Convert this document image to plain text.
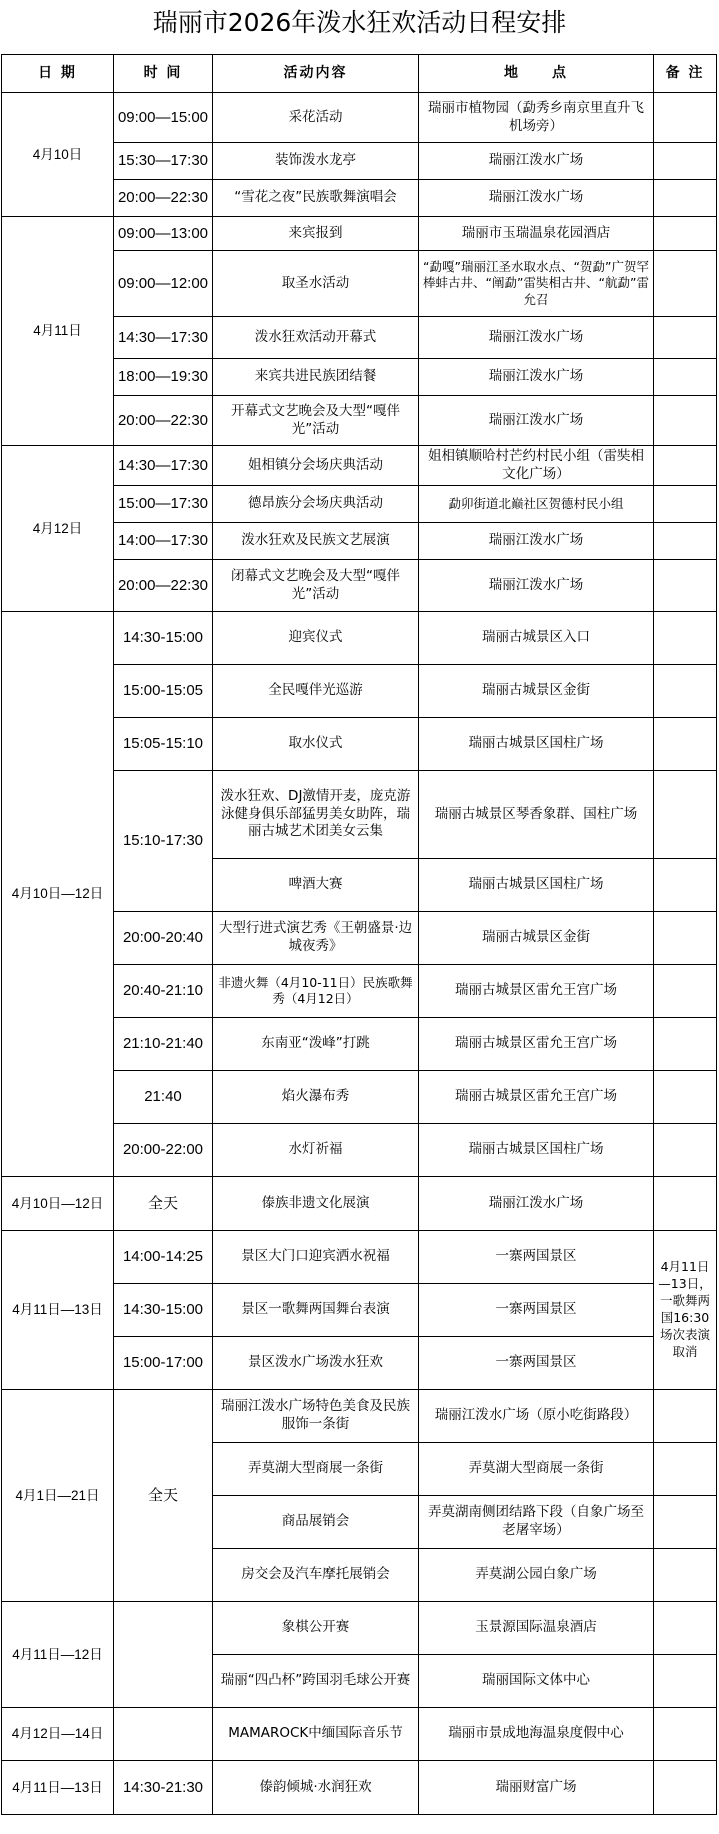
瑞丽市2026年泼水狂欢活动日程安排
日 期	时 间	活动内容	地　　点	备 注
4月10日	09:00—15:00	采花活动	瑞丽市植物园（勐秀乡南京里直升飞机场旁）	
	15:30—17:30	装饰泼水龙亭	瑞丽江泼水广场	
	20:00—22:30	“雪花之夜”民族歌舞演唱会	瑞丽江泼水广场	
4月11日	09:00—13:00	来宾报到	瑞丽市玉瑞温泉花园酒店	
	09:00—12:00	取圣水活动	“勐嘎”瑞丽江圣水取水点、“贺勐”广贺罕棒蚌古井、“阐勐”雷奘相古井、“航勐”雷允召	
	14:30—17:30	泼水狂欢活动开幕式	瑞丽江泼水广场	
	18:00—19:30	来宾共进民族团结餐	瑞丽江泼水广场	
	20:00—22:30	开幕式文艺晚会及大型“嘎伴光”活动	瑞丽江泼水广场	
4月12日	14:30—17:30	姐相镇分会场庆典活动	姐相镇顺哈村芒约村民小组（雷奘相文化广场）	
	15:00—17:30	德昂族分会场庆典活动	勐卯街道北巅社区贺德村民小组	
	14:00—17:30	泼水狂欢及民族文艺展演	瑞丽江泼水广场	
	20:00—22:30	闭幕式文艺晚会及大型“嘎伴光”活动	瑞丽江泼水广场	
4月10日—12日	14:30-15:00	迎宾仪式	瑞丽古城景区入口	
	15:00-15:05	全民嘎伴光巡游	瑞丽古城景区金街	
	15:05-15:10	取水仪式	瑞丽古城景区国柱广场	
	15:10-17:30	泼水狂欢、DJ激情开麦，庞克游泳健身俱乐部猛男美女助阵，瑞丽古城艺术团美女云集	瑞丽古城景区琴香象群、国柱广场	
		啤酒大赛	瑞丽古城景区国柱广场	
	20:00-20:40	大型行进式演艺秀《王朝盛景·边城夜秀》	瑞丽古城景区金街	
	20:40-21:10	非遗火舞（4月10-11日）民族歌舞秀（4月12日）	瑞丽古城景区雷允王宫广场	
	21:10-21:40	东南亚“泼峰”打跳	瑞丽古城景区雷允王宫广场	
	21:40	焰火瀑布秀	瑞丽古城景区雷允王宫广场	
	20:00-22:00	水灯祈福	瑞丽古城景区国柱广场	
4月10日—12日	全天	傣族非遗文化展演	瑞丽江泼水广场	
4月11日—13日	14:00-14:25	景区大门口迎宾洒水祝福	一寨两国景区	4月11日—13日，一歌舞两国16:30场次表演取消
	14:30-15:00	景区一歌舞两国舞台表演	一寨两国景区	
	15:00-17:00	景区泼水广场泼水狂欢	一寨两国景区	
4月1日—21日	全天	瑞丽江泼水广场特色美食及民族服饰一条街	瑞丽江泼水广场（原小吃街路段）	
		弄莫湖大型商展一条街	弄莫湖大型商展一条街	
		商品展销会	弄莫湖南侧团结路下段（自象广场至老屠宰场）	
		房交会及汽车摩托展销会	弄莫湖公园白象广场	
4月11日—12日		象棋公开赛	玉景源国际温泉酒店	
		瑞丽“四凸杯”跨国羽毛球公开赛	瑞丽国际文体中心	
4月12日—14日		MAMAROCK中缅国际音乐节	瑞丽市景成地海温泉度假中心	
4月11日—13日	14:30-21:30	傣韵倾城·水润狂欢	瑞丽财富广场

• **What you need to do**
Extract every line of the data exactly; pictures stay out.

• **Final answer**
Convert this document image to plain text.
瑞丽市2026年泼水狂欢活动日程安排
日 期	时 间	活动内容	地　　点	备 注
4月10日	09:00—15:00	采花活动	瑞丽市植物园（勐秀乡南京里直升飞机场旁）	
	15:30—17:30	装饰泼水龙亭	瑞丽江泼水广场	
	20:00—22:30	“雪花之夜”民族歌舞演唱会	瑞丽江泼水广场	
4月11日	09:00—13:00	来宾报到	瑞丽市玉瑞温泉花园酒店	
	09:00—12:00	取圣水活动	“勐嘎”瑞丽江圣水取水点、“贺勐”广贺罕棒蚌古井、“阐勐”雷奘相古井、“航勐”雷允召	
	14:30—17:30	泼水狂欢活动开幕式	瑞丽江泼水广场	
	18:00—19:30	来宾共进民族团结餐	瑞丽江泼水广场	
	20:00—22:30	开幕式文艺晚会及大型“嘎伴光”活动	瑞丽江泼水广场	
4月12日	14:30—17:30	姐相镇分会场庆典活动	姐相镇顺哈村芒约村民小组（雷奘相文化广场）	
	15:00—17:30	德昂族分会场庆典活动	勐卯街道北巅社区贺德村民小组	
	14:00—17:30	泼水狂欢及民族文艺展演	瑞丽江泼水广场	
	20:00—22:30	闭幕式文艺晚会及大型“嘎伴光”活动	瑞丽江泼水广场	
4月10日—12日	14:30-15:00	迎宾仪式	瑞丽古城景区入口	
	15:00-15:05	全民嘎伴光巡游	瑞丽古城景区金街	
	15:05-15:10	取水仪式	瑞丽古城景区国柱广场	
	15:10-17:30	泼水狂欢、DJ激情开麦，庞克游泳健身俱乐部猛男美女助阵，瑞丽古城艺术团美女云集	瑞丽古城景区琴香象群、国柱广场	
		啤酒大赛	瑞丽古城景区国柱广场	
	20:00-20:40	大型行进式演艺秀《王朝盛景·边城夜秀》	瑞丽古城景区金街	
	20:40-21:10	非遗火舞（4月10-11日）民族歌舞秀（4月12日）	瑞丽古城景区雷允王宫广场	
	21:10-21:40	东南亚“泼峰”打跳	瑞丽古城景区雷允王宫广场	
	21:40	焰火瀑布秀	瑞丽古城景区雷允王宫广场	
	20:00-22:00	水灯祈福	瑞丽古城景区国柱广场	
4月10日—12日	全天	傣族非遗文化展演	瑞丽江泼水广场	
4月11日—13日	14:00-14:25	景区大门口迎宾洒水祝福	一寨两国景区	4月11日—13日，一歌舞两国16:30场次表演取消
	14:30-15:00	景区一歌舞两国舞台表演	一寨两国景区	
	15:00-17:00	景区泼水广场泼水狂欢	一寨两国景区	
4月1日—21日	全天	瑞丽江泼水广场特色美食及民族服饰一条街	瑞丽江泼水广场（原小吃街路段）	
		弄莫湖大型商展一条街	弄莫湖大型商展一条街	
		商品展销会	弄莫湖南侧团结路下段（自象广场至老屠宰场）	
		房交会及汽车摩托展销会	弄莫湖公园白象广场	
4月11日—12日		象棋公开赛	玉景源国际温泉酒店	
		瑞丽“四凸杯”跨国羽毛球公开赛	瑞丽国际文体中心	
4月12日—14日		MAMAROCK中缅国际音乐节	瑞丽市景成地海温泉度假中心	
4月11日—13日	14:30-21:30	傣韵倾城·水润狂欢	瑞丽财富广场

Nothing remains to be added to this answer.